You can reverse the blower on your furnace?

I imagine that residential HVAC systems are designed pretty different depending on the climate you live in. Odd, though. When I got out of school, I went to work for some residential architects for a few years before I went into the commercial end and then more civil and structural stuff. I did that type of work for over 10 years and I don't ever recall giving it all that much consideration. I guess you live in one place and you forget there are other places that are different. LOL

Back to the OP, I vent all my tents into my return air vents. Heck, they're already installed and they are designed to take air away. LOL And, all my tents use carbon filters so the air is not stinky or skunky.


----------



## sopappy (May 10, 2017)

Hackerman said:


> You can reverse the blower on your furnace?
> 
> I imagine that residential HVAC systems are designed pretty different depending on the climate you live in. Odd, though. When I got out of school, I went to work for some residential architects for a few years before I went into the commercial end and then more civil and structural stuff. I did that type of work for over 10 years and I don't ever recall giving it all that much consideration. I guess you live in one place and you forget there are other places that are different. LOL
> 
> Back to the OP, I vent all my tents into my return air vents. Heck, they're already installed and they are designed to take air away. LOL And, all my tents use carbon filters so the air is not stinky or skunky.



Reversing the blower was a joke. Sometimes they work, some fall flat... I heard the thud from here. 
I'd go crazy doing HVAC... I frankly think it is simply IMPOSSIBLE to balance a heating system.
about your return:
Do you just let the returns draw from the tents or do you blow in to them?
Passive steady draw doesn't sound like enough fresh air ventilation for the tent. Nice thing is you're saving heat, I exhaust to my basement floor drain. I hate doing that in the winter.
You sure your whole place doesn't smell like a grow?
Frig, I notice those last 2 weeks of flower almost every time, new filtre or not.


----------

*Stored records*:

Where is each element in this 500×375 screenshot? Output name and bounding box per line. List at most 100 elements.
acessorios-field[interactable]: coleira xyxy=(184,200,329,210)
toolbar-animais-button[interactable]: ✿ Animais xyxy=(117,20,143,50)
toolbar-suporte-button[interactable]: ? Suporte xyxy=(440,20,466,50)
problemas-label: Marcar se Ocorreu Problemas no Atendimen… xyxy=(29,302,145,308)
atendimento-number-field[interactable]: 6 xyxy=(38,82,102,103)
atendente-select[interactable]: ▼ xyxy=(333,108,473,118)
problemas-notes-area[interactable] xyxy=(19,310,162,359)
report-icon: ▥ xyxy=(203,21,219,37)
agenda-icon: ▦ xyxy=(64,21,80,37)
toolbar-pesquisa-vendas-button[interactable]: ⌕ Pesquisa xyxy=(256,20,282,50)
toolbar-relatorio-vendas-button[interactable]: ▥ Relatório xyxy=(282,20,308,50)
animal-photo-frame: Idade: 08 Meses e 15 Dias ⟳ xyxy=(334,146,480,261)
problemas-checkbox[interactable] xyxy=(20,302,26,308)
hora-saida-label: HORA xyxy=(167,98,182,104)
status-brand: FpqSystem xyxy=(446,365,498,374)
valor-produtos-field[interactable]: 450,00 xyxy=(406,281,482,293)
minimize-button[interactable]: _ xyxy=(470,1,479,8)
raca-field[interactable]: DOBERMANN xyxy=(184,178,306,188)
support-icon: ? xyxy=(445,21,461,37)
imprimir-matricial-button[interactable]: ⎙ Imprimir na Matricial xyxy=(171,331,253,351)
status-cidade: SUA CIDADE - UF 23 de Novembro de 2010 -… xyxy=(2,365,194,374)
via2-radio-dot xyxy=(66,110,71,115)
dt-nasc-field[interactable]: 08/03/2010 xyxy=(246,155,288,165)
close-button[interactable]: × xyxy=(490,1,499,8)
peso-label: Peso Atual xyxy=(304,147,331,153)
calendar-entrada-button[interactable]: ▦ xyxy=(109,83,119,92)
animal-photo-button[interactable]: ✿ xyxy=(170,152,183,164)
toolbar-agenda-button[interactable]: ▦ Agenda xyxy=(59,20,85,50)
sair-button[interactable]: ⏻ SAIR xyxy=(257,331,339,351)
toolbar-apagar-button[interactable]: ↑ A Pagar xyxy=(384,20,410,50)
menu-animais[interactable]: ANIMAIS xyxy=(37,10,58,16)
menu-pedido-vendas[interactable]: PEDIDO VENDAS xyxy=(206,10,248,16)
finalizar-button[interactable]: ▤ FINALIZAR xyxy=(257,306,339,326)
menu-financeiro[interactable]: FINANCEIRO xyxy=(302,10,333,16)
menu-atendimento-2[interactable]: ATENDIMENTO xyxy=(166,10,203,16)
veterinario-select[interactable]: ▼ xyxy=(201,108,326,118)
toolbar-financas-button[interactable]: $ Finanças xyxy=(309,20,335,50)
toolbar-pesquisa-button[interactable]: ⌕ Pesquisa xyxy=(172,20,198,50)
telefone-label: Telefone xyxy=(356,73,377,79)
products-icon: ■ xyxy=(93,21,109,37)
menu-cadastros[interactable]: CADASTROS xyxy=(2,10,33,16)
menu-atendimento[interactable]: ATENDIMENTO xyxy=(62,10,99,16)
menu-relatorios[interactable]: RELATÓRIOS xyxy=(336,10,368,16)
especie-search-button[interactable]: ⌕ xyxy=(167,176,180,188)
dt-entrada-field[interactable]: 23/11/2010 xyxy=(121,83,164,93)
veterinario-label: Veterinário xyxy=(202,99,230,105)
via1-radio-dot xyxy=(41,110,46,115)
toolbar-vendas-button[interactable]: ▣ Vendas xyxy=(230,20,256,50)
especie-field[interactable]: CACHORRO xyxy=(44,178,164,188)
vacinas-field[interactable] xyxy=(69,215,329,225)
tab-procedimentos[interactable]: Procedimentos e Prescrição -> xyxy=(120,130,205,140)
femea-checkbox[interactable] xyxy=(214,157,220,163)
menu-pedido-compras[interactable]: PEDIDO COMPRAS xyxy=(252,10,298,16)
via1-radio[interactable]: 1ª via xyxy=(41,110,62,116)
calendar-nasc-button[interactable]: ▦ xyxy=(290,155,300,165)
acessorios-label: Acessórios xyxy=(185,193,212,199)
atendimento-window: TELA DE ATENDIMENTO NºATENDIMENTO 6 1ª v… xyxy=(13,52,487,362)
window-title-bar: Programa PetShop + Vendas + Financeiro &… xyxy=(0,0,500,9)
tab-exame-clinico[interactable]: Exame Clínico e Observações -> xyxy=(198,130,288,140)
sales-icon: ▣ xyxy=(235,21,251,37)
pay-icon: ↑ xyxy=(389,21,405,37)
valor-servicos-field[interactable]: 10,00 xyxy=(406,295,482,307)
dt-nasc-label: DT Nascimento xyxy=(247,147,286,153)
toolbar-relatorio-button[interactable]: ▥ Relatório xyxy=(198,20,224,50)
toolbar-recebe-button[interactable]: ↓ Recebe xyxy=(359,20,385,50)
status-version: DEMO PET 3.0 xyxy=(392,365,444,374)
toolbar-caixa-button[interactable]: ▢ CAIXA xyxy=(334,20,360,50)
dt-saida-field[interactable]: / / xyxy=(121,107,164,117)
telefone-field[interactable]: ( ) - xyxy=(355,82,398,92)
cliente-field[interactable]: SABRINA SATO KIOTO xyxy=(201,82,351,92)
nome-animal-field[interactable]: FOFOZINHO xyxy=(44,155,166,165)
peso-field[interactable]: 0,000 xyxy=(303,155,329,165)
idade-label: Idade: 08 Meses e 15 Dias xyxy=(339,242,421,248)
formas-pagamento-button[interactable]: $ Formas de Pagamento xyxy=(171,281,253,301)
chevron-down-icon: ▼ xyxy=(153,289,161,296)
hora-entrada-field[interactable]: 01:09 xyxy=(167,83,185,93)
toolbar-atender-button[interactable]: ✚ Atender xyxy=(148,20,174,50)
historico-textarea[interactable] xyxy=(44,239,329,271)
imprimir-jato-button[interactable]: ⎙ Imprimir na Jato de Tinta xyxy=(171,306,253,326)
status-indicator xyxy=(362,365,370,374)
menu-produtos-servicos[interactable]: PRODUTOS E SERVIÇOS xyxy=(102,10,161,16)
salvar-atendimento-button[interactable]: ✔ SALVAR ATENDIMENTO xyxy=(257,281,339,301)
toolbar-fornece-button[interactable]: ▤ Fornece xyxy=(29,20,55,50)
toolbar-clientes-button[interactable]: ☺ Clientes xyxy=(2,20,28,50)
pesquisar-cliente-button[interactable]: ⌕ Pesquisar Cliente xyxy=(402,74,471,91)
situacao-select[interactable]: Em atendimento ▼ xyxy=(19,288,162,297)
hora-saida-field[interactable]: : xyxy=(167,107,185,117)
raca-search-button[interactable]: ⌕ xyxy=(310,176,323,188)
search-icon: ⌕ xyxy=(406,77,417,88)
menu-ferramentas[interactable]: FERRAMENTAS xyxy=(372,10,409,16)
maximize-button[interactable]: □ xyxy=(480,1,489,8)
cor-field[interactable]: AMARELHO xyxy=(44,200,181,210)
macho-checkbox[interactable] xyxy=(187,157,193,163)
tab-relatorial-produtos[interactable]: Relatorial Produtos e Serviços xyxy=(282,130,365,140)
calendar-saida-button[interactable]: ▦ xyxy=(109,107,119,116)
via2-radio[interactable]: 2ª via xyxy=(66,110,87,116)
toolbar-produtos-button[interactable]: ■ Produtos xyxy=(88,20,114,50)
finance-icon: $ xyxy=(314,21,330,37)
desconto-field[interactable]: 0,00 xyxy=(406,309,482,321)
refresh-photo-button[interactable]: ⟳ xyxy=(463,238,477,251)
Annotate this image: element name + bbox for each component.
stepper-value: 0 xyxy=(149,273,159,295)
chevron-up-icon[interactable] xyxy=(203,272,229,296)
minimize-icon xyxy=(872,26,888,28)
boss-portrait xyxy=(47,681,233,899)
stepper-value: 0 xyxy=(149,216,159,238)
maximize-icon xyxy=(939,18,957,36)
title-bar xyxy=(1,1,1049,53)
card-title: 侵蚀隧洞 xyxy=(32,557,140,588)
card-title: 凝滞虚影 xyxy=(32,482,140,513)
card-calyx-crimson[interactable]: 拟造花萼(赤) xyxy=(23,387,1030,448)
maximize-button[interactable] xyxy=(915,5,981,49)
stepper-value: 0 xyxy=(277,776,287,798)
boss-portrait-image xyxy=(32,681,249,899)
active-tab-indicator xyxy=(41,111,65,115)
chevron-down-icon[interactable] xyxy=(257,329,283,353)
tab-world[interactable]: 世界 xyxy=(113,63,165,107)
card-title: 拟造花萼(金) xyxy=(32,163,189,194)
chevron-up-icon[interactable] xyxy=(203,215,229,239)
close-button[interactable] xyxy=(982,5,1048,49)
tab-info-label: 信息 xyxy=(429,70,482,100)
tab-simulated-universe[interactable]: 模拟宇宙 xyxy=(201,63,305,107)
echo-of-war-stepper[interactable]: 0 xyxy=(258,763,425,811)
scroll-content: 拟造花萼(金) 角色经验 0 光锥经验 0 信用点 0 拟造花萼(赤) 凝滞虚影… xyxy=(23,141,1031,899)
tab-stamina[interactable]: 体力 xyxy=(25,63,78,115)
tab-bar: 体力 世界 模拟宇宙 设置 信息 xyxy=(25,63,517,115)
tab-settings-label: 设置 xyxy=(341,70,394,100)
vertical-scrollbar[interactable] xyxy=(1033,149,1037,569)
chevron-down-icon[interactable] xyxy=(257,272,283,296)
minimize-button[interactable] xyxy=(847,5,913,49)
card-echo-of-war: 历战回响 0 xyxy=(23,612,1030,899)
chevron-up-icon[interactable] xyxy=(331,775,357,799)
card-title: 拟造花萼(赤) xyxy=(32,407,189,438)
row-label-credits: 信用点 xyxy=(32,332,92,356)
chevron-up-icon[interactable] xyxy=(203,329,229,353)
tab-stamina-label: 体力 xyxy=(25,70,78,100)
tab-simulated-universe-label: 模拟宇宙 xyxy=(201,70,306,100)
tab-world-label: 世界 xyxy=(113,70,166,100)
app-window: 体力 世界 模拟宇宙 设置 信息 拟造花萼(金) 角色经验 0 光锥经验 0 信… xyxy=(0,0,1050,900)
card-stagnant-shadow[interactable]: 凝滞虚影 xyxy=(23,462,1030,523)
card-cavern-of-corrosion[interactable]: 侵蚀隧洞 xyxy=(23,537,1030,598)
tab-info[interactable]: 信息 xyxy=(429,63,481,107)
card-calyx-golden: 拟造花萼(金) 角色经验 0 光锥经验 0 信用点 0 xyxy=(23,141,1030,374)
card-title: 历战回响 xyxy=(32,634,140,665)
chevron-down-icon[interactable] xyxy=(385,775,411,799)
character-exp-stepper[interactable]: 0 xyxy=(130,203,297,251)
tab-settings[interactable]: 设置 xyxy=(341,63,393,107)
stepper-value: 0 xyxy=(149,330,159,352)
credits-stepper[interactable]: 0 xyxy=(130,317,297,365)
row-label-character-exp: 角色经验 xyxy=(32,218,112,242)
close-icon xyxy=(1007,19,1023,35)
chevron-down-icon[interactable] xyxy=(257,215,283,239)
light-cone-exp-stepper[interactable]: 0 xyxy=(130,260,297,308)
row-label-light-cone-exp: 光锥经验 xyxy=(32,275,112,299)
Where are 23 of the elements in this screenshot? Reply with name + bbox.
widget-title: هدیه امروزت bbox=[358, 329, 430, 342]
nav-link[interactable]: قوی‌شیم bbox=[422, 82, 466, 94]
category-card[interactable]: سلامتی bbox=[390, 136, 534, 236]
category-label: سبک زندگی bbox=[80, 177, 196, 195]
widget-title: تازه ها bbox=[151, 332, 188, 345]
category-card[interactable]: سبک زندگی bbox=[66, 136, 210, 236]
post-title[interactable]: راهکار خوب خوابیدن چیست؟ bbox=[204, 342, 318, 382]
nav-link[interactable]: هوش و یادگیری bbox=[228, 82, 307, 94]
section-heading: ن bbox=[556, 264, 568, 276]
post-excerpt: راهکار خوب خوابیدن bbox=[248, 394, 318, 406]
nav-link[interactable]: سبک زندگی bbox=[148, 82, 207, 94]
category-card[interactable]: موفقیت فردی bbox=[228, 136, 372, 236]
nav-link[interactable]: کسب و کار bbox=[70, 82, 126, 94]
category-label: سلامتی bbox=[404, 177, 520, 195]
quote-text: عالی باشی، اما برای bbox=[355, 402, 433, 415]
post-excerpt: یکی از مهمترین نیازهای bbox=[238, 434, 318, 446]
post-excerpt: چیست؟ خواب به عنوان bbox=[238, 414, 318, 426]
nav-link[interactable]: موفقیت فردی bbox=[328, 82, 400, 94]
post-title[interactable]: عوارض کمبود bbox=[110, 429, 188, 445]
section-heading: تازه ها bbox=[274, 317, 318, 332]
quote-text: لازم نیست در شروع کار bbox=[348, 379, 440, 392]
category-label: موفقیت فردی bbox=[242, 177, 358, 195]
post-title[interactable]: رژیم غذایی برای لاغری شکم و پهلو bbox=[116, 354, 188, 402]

*Goal of the exercise*:
Please extract the stretch of the forum thread from "I'd go crazy" through "like a grow?". You can set the material aside; it isn't needed.

*Answer to the problem*:
I'd go crazy doing HVAC... I frankly think it is simply IMPOSSIBLE to balance a heating system.
about your return:
Do you just let the returns draw from the tents or do you blow in to them?
Passive steady draw doesn't sound like enough fresh air ventilation for the tent. Nice thing is you're saving heat, I exhaust to my basement floor drain. I hate doing that in the winter.
You sure your whole place doesn't smell like a grow?